## Start

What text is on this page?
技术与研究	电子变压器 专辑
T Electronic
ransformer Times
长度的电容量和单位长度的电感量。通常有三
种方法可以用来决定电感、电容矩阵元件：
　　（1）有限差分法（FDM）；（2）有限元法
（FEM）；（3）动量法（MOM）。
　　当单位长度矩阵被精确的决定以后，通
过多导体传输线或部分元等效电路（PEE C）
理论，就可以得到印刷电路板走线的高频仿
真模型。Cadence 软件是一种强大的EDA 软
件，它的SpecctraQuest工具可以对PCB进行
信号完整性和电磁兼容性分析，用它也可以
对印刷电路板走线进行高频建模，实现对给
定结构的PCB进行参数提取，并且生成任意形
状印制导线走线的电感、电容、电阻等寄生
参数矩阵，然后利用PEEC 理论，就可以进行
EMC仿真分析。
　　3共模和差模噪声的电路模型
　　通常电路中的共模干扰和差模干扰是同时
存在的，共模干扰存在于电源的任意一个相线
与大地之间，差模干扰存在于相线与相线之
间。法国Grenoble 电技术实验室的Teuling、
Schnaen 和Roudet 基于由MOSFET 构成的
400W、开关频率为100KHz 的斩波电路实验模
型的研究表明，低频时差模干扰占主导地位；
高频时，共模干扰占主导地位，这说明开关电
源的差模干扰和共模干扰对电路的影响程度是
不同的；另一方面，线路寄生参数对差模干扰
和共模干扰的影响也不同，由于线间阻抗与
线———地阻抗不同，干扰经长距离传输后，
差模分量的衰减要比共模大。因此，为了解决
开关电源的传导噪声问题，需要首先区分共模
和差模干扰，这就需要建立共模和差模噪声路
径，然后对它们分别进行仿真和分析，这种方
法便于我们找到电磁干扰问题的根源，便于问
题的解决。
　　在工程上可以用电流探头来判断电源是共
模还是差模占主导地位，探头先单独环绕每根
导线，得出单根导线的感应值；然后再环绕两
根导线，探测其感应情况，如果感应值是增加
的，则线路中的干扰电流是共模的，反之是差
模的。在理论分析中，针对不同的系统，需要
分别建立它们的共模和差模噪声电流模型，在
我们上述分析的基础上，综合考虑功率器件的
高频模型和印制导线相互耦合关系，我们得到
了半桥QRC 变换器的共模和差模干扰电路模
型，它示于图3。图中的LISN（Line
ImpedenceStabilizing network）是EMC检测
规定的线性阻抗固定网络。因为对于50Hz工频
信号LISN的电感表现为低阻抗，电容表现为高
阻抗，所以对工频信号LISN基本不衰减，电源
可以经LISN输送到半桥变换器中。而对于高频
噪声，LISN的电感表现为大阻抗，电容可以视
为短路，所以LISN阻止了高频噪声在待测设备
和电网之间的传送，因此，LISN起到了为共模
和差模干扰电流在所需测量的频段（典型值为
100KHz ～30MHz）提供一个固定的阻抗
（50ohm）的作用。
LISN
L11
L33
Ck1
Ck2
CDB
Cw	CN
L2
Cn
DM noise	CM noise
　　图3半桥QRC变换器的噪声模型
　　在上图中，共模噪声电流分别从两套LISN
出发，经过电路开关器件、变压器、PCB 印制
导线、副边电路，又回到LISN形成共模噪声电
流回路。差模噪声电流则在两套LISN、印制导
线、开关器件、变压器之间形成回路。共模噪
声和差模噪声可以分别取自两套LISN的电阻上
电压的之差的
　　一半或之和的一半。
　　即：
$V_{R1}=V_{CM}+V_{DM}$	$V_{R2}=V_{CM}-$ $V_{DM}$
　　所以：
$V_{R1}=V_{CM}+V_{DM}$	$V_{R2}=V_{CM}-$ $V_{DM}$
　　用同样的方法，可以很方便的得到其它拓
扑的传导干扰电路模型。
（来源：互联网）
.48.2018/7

## End

- The problem:
All of the material must be reproduced exactly.

- Solution to the exercise:
What text is on this page?
技术与研究	电子变压器 专辑
T Electronic
ransformer Times
长度的电容量和单位长度的电感量。通常有三
种方法可以用来决定电感、电容矩阵元件：
　　（1）有限差分法（FDM）；（2）有限元法
（FEM）；（3）动量法（MOM）。
　　当单位长度矩阵被精确的决定以后，通
过多导体传输线或部分元等效电路（PEE C）
理论，就可以得到印刷电路板走线的高频仿
真模型。Cadence 软件是一种强大的EDA 软
件，它的SpecctraQuest工具可以对PCB进行
信号完整性和电磁兼容性分析，用它也可以
对印刷电路板走线进行高频建模，实现对给
定结构的PCB进行参数提取，并且生成任意形
状印制导线走线的电感、电容、电阻等寄生
参数矩阵，然后利用PEEC 理论，就可以进行
EMC仿真分析。
　　3共模和差模噪声的电路模型
　　通常电路中的共模干扰和差模干扰是同时
存在的，共模干扰存在于电源的任意一个相线
与大地之间，差模干扰存在于相线与相线之
间。法国Grenoble 电技术实验室的Teuling、
Schnaen 和Roudet 基于由MOSFET 构成的
400W、开关频率为100KHz 的斩波电路实验模
型的研究表明，低频时差模干扰占主导地位；
高频时，共模干扰占主导地位，这说明开关电
源的差模干扰和共模干扰对电路的影响程度是
不同的；另一方面，线路寄生参数对差模干扰
和共模干扰的影响也不同，由于线间阻抗与
线———地阻抗不同，干扰经长距离传输后，
差模分量的衰减要比共模大。因此，为了解决
开关电源的传导噪声问题，需要首先区分共模
和差模干扰，这就需要建立共模和差模噪声路
径，然后对它们分别进行仿真和分析，这种方
法便于我们找到电磁干扰问题的根源，便于问
题的解决。
　　在工程上可以用电流探头来判断电源是共
模还是差模占主导地位，探头先单独环绕每根
导线，得出单根导线的感应值；然后再环绕两
根导线，探测其感应情况，如果感应值是增加
的，则线路中的干扰电流是共模的，反之是差
模的。在理论分析中，针对不同的系统，需要
分别建立它们的共模和差模噪声电流模型，在
我们上述分析的基础上，综合考虑功率器件的
高频模型和印制导线相互耦合关系，我们得到
了半桥QRC 变换器的共模和差模干扰电路模
型，它示于图3。图中的LISN（Line
ImpedenceStabilizing network）是EMC检测
规定的线性阻抗固定网络。因为对于50Hz工频
信号LISN的电感表现为低阻抗，电容表现为高
阻抗，所以对工频信号LISN基本不衰减，电源
可以经LISN输送到半桥变换器中。而对于高频
噪声，LISN的电感表现为大阻抗，电容可以视
为短路，所以LISN阻止了高频噪声在待测设备
和电网之间的传送，因此，LISN起到了为共模
和差模干扰电流在所需测量的频段（典型值为
100KHz ～30MHz）提供一个固定的阻抗
（50ohm）的作用。
LISN
L11
L33
Ck1
Ck2
CDB
Cw	CN
L2
Cn
DM noise	CM noise
　　图3半桥QRC变换器的噪声模型
　　在上图中，共模噪声电流分别从两套LISN
出发，经过电路开关器件、变压器、PCB 印制
导线、副边电路，又回到LISN形成共模噪声电
流回路。差模噪声电流则在两套LISN、印制导
线、开关器件、变压器之间形成回路。共模噪
声和差模噪声可以分别取自两套LISN的电阻上
电压的之差的
　　一半或之和的一半。
　　即：
$V_{R1}=V_{CM}+V_{DM}$	$V_{R2}=V_{CM}-$ $V_{DM}$
　　所以：
$V_{R1}=V_{CM}+V_{DM}$	$V_{R2}=V_{CM}-$ $V_{DM}$
　　用同样的方法，可以很方便的得到其它拓
扑的传导干扰电路模型。
（来源：互联网）
.48.2018/7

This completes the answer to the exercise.